Records from a dataset:

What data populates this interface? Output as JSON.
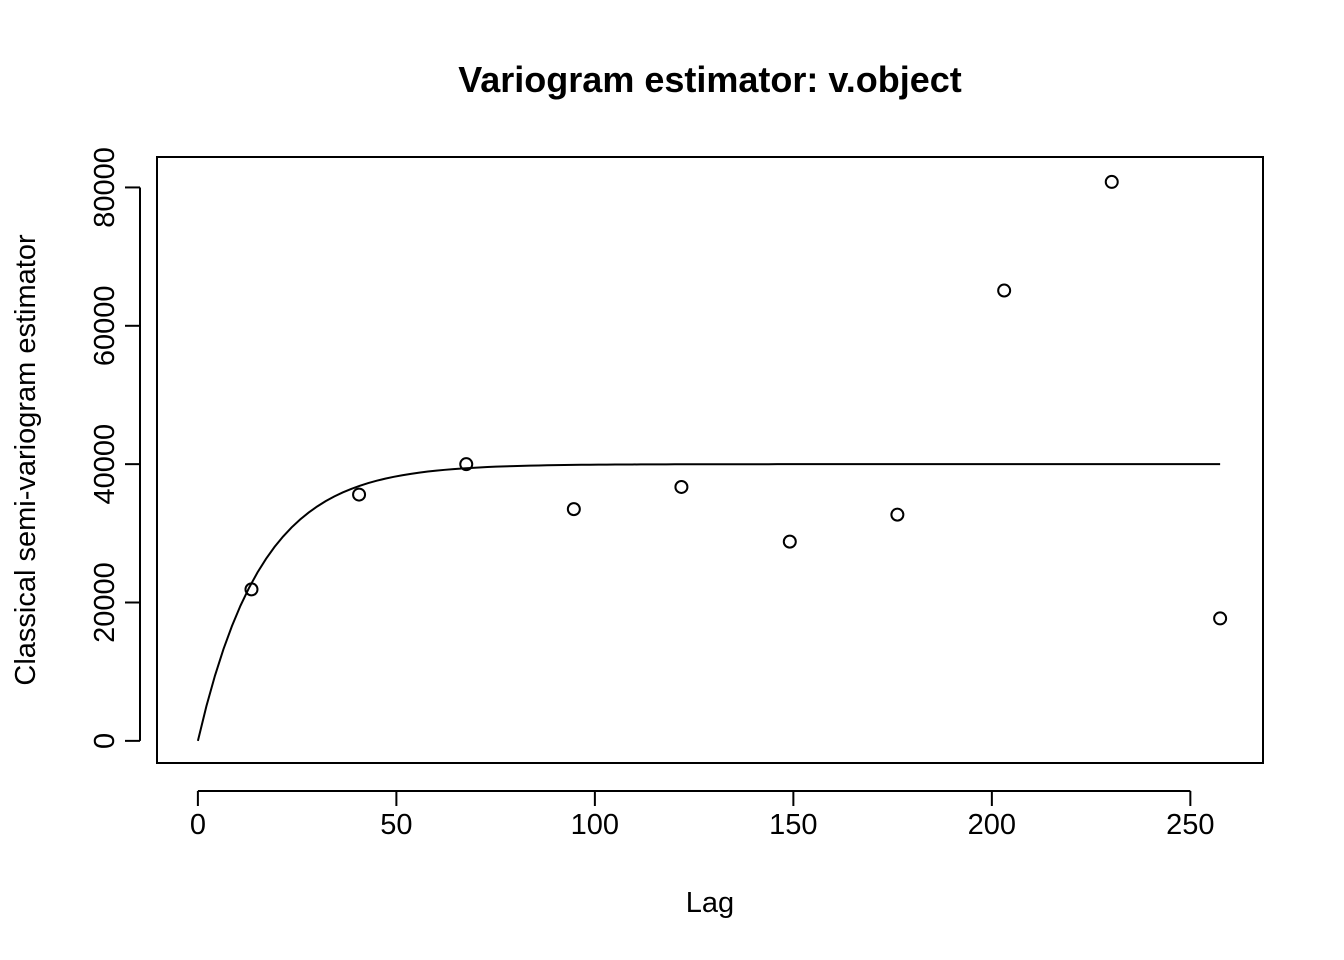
{
  "chart_data": {
    "type": "scatter",
    "title": "Variogram estimator: v.object",
    "xlabel": "Lag",
    "ylabel": "Classical semi-variogram estimator",
    "xlim": [
      -10.3,
      268.3
    ],
    "ylim": [
      -3200,
      84400
    ],
    "x_ticks": [
      0,
      50,
      100,
      150,
      200,
      250
    ],
    "x_tick_labels": [
      "0",
      "50",
      "100",
      "150",
      "200",
      "250"
    ],
    "y_ticks": [
      0,
      20000,
      40000,
      60000,
      80000
    ],
    "y_tick_labels": [
      "0",
      "20000",
      "40000",
      "60000",
      "80000"
    ],
    "grid": false,
    "legend": "none",
    "series": [
      {
        "marker": "open-circle",
        "x": [
          13.5,
          40.6,
          67.6,
          94.7,
          121.8,
          149.1,
          176.2,
          203.1,
          230.2,
          257.5
        ],
        "y": [
          21900,
          35600,
          40000,
          33500,
          36700,
          28800,
          32700,
          65100,
          80800,
          17700
        ]
      }
    ],
    "fitted_curve": {
      "model": "exponential",
      "nugget": 0,
      "sill": 40000,
      "range": 16,
      "x_from": 0,
      "x_to": 257.5
    },
    "colors": {
      "foreground": "#000000",
      "background": "#ffffff"
    }
  }
}
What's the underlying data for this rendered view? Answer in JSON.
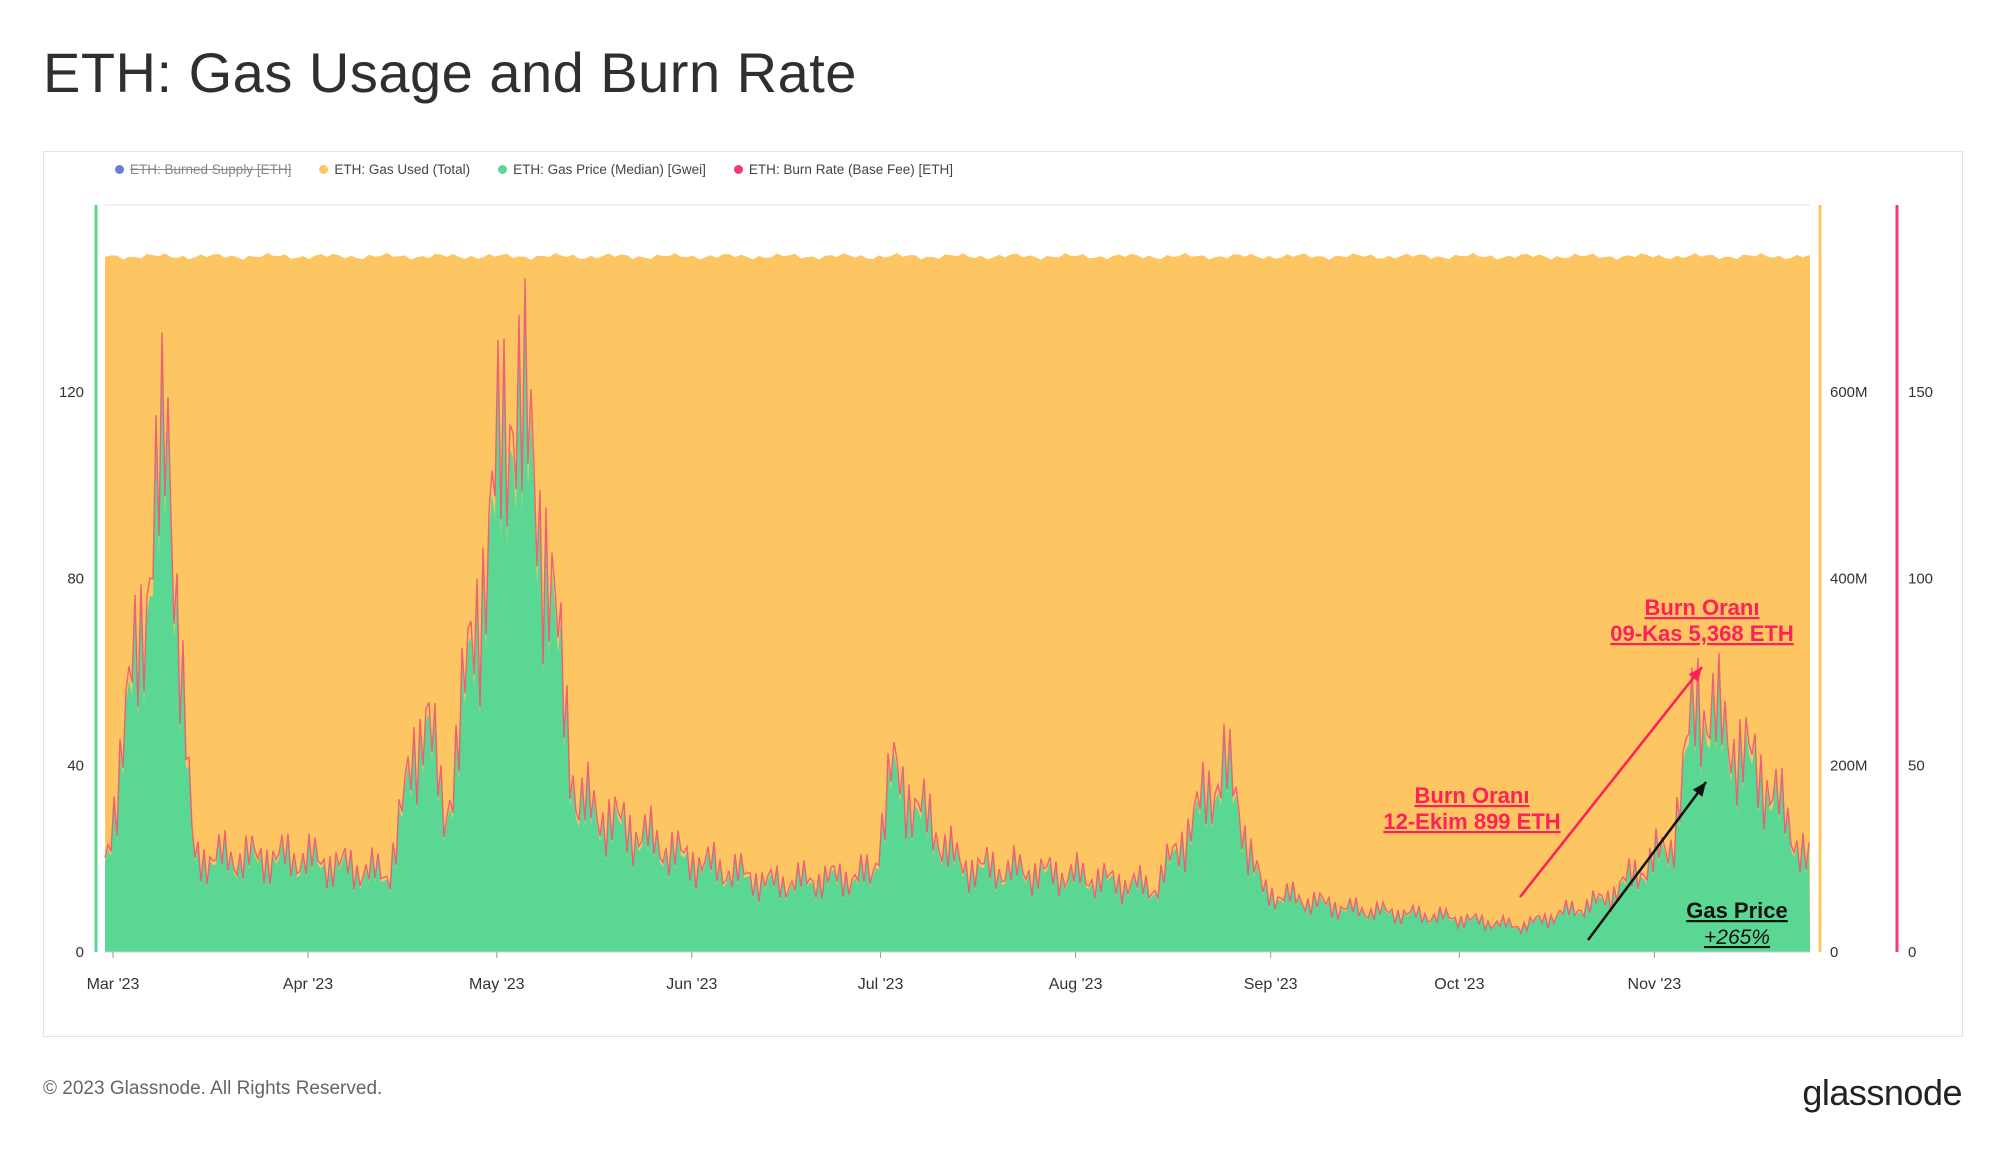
{
  "title": "ETH: Gas Usage and Burn Rate",
  "footer": "© 2023 Glassnode. All Rights Reserved.",
  "brand": "glassnode",
  "colors": {
    "burned_supply": "#6b7fd7",
    "gas_used": "#fdc662",
    "gas_price": "#5ad893",
    "burn_rate": "#ee3d7a",
    "annotation_red": "#ff1f5a",
    "annotation_black": "#111111"
  },
  "chart_data": {
    "type": "area",
    "legend": [
      {
        "label": "ETH: Burned Supply [ETH]",
        "color": "#6b7fd7",
        "disabled": true
      },
      {
        "label": "ETH: Gas Used (Total)",
        "color": "#fdc662",
        "disabled": false
      },
      {
        "label": "ETH: Gas Price (Median) [Gwei]",
        "color": "#5ad893",
        "disabled": false
      },
      {
        "label": "ETH: Burn Rate (Base Fee) [ETH]",
        "color": "#ee3d7a",
        "disabled": false
      }
    ],
    "x_ticks": [
      "Mar '23",
      "Apr '23",
      "May '23",
      "Jun '23",
      "Jul '23",
      "Aug '23",
      "Sep '23",
      "Oct '23",
      "Nov '23"
    ],
    "x_range": [
      "2023-03-01",
      "2023-11-27"
    ],
    "left_axis": {
      "ticks": [
        "0",
        "40",
        "80",
        "120"
      ],
      "values": [
        0,
        40,
        80,
        120
      ],
      "range": [
        0,
        160
      ]
    },
    "right_axis_1": {
      "ticks": [
        "0",
        "200M",
        "400M",
        "600M"
      ],
      "values": [
        0,
        200,
        400,
        600
      ],
      "range": [
        0,
        800
      ]
    },
    "right_axis_2": {
      "ticks": [
        "0",
        "50",
        "100",
        "150"
      ],
      "values": [
        0,
        50,
        100,
        150
      ],
      "range": [
        0,
        200
      ]
    },
    "gas_used_level_M": 745,
    "gas_price_monthly": [
      {
        "x": "2023-03-01",
        "y": 20
      },
      {
        "x": "2023-03-11",
        "y": 120
      },
      {
        "x": "2023-03-15",
        "y": 22
      },
      {
        "x": "2023-04-01",
        "y": 22
      },
      {
        "x": "2023-04-15",
        "y": 18
      },
      {
        "x": "2023-04-21",
        "y": 58
      },
      {
        "x": "2023-04-24",
        "y": 30
      },
      {
        "x": "2023-05-05",
        "y": 135
      },
      {
        "x": "2023-05-10",
        "y": 95
      },
      {
        "x": "2023-05-15",
        "y": 35
      },
      {
        "x": "2023-06-01",
        "y": 22
      },
      {
        "x": "2023-06-15",
        "y": 16
      },
      {
        "x": "2023-07-01",
        "y": 18
      },
      {
        "x": "2023-07-04",
        "y": 42
      },
      {
        "x": "2023-07-15",
        "y": 20
      },
      {
        "x": "2023-08-01",
        "y": 18
      },
      {
        "x": "2023-08-15",
        "y": 15
      },
      {
        "x": "2023-08-26",
        "y": 44
      },
      {
        "x": "2023-09-01",
        "y": 14
      },
      {
        "x": "2023-09-15",
        "y": 10
      },
      {
        "x": "2023-10-01",
        "y": 8
      },
      {
        "x": "2023-10-12",
        "y": 6
      },
      {
        "x": "2023-10-25",
        "y": 12
      },
      {
        "x": "2023-11-05",
        "y": 25
      },
      {
        "x": "2023-11-09",
        "y": 60
      },
      {
        "x": "2023-11-13",
        "y": 52
      },
      {
        "x": "2023-11-20",
        "y": 40
      },
      {
        "x": "2023-11-27",
        "y": 20
      }
    ],
    "annotations": [
      {
        "lines": [
          "Burn Oranı",
          "12-Ekim 899 ETH"
        ],
        "color": "#ff1f5a"
      },
      {
        "lines": [
          "Burn Oranı",
          "09-Kas 5,368 ETH"
        ],
        "color": "#ff1f5a"
      },
      {
        "lines": [
          "Gas Price",
          "+265%"
        ],
        "color": "#111111"
      }
    ]
  }
}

→ Exercise goal
Print all of the entries word for word. Omit the pictures they contain.

→ Problem solution
What data populates this interface? Output as JSON.
{
  "chart_data": {
    "type": "scatter",
    "title": "Variogram estimator: v.object",
    "xlabel": "Lag",
    "ylabel": "Classical semi-variogram estimator",
    "xlim": [
      -10.3,
      268.3
    ],
    "ylim": [
      -3200,
      84400
    ],
    "x_ticks": [
      0,
      50,
      100,
      150,
      200,
      250
    ],
    "x_tick_labels": [
      "0",
      "50",
      "100",
      "150",
      "200",
      "250"
    ],
    "y_ticks": [
      0,
      20000,
      40000,
      60000,
      80000
    ],
    "y_tick_labels": [
      "0",
      "20000",
      "40000",
      "60000",
      "80000"
    ],
    "grid": false,
    "legend": "none",
    "series": [
      {
        "marker": "open-circle",
        "x": [
          13.5,
          40.6,
          67.6,
          94.7,
          121.8,
          149.1,
          176.2,
          203.1,
          230.2,
          257.5
        ],
        "y": [
          21900,
          35600,
          40000,
          33500,
          36700,
          28800,
          32700,
          65100,
          80800,
          17700
        ]
      }
    ],
    "fitted_curve": {
      "model": "exponential",
      "nugget": 0,
      "sill": 40000,
      "range": 16,
      "x_from": 0,
      "x_to": 257.5
    },
    "colors": {
      "foreground": "#000000",
      "background": "#ffffff"
    }
  }
}
What's the underlying data for this rendered view? Answer in JSON.
{
  "title": "ETH: Gas Usage and Burn Rate",
  "footer": "© 2023 Glassnode. All Rights Reserved.",
  "brand": "glassnode",
  "colors": {
    "burned_supply": "#6b7fd7",
    "gas_used": "#fdc662",
    "gas_price": "#5ad893",
    "burn_rate": "#ee3d7a",
    "annotation_red": "#ff1f5a",
    "annotation_black": "#111111"
  },
  "chart_data": {
    "type": "area",
    "legend": [
      {
        "label": "ETH: Burned Supply [ETH]",
        "color": "#6b7fd7",
        "disabled": true
      },
      {
        "label": "ETH: Gas Used (Total)",
        "color": "#fdc662",
        "disabled": false
      },
      {
        "label": "ETH: Gas Price (Median) [Gwei]",
        "color": "#5ad893",
        "disabled": false
      },
      {
        "label": "ETH: Burn Rate (Base Fee) [ETH]",
        "color": "#ee3d7a",
        "disabled": false
      }
    ],
    "x_ticks": [
      "Mar '23",
      "Apr '23",
      "May '23",
      "Jun '23",
      "Jul '23",
      "Aug '23",
      "Sep '23",
      "Oct '23",
      "Nov '23"
    ],
    "x_range": [
      "2023-03-01",
      "2023-11-27"
    ],
    "left_axis": {
      "ticks": [
        "0",
        "40",
        "80",
        "120"
      ],
      "values": [
        0,
        40,
        80,
        120
      ],
      "range": [
        0,
        160
      ]
    },
    "right_axis_1": {
      "ticks": [
        "0",
        "200M",
        "400M",
        "600M"
      ],
      "values": [
        0,
        200,
        400,
        600
      ],
      "range": [
        0,
        800
      ]
    },
    "right_axis_2": {
      "ticks": [
        "0",
        "50",
        "100",
        "150"
      ],
      "values": [
        0,
        50,
        100,
        150
      ],
      "range": [
        0,
        200
      ]
    },
    "gas_used_level_M": 745,
    "gas_price_monthly": [
      {
        "x": "2023-03-01",
        "y": 20
      },
      {
        "x": "2023-03-11",
        "y": 120
      },
      {
        "x": "2023-03-15",
        "y": 22
      },
      {
        "x": "2023-04-01",
        "y": 22
      },
      {
        "x": "2023-04-15",
        "y": 18
      },
      {
        "x": "2023-04-21",
        "y": 58
      },
      {
        "x": "2023-04-24",
        "y": 30
      },
      {
        "x": "2023-05-05",
        "y": 135
      },
      {
        "x": "2023-05-10",
        "y": 95
      },
      {
        "x": "2023-05-15",
        "y": 35
      },
      {
        "x": "2023-06-01",
        "y": 22
      },
      {
        "x": "2023-06-15",
        "y": 16
      },
      {
        "x": "2023-07-01",
        "y": 18
      },
      {
        "x": "2023-07-04",
        "y": 42
      },
      {
        "x": "2023-07-15",
        "y": 20
      },
      {
        "x": "2023-08-01",
        "y": 18
      },
      {
        "x": "2023-08-15",
        "y": 15
      },
      {
        "x": "2023-08-26",
        "y": 44
      },
      {
        "x": "2023-09-01",
        "y": 14
      },
      {
        "x": "2023-09-15",
        "y": 10
      },
      {
        "x": "2023-10-01",
        "y": 8
      },
      {
        "x": "2023-10-12",
        "y": 6
      },
      {
        "x": "2023-10-25",
        "y": 12
      },
      {
        "x": "2023-11-05",
        "y": 25
      },
      {
        "x": "2023-11-09",
        "y": 60
      },
      {
        "x": "2023-11-13",
        "y": 52
      },
      {
        "x": "2023-11-20",
        "y": 40
      },
      {
        "x": "2023-11-27",
        "y": 20
      }
    ],
    "annotations": [
      {
        "lines": [
          "Burn Oranı",
          "12-Ekim 899 ETH"
        ],
        "color": "#ff1f5a"
      },
      {
        "lines": [
          "Burn Oranı",
          "09-Kas 5,368 ETH"
        ],
        "color": "#ff1f5a"
      },
      {
        "lines": [
          "Gas Price",
          "+265%"
        ],
        "color": "#111111"
      }
    ]
  }
}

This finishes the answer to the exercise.